THE EXERCISE: Check each line below for the word "February", and copy those that have it.

-- DATA PROVIDED start --

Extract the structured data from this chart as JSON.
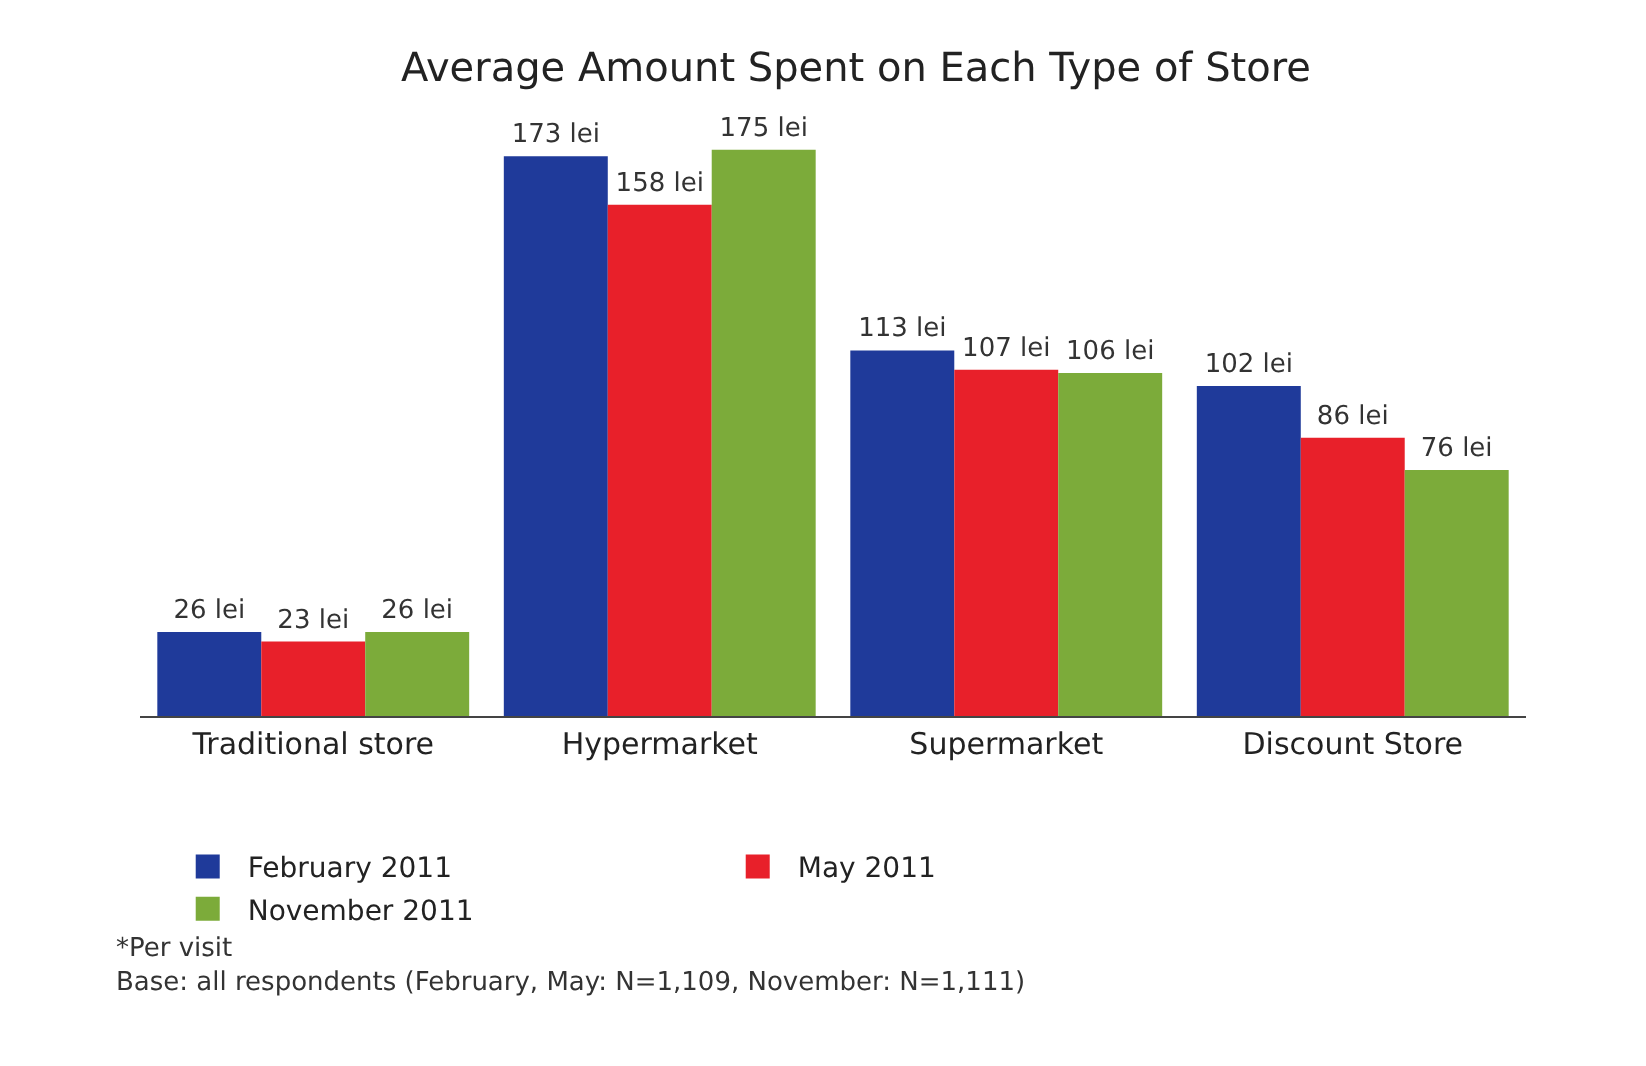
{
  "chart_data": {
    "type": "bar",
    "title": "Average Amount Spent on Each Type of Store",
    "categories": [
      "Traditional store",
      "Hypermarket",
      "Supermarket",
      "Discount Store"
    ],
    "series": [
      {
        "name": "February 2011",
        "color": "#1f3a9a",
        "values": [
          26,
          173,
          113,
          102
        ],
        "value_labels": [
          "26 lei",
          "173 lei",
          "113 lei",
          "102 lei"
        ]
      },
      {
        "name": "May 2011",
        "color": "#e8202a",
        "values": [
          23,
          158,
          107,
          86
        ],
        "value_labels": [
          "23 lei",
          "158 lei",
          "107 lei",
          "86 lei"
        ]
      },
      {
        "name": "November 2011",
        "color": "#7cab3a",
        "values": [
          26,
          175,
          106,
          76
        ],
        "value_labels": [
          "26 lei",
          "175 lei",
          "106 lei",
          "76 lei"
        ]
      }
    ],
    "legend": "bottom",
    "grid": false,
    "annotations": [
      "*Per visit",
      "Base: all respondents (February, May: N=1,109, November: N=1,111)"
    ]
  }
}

-- DATA PROVIDED end --

FINAL RESULT:
        "name": "February 2011",
      "Base: all respondents (February, May: N=1,109, November: N=1,111)"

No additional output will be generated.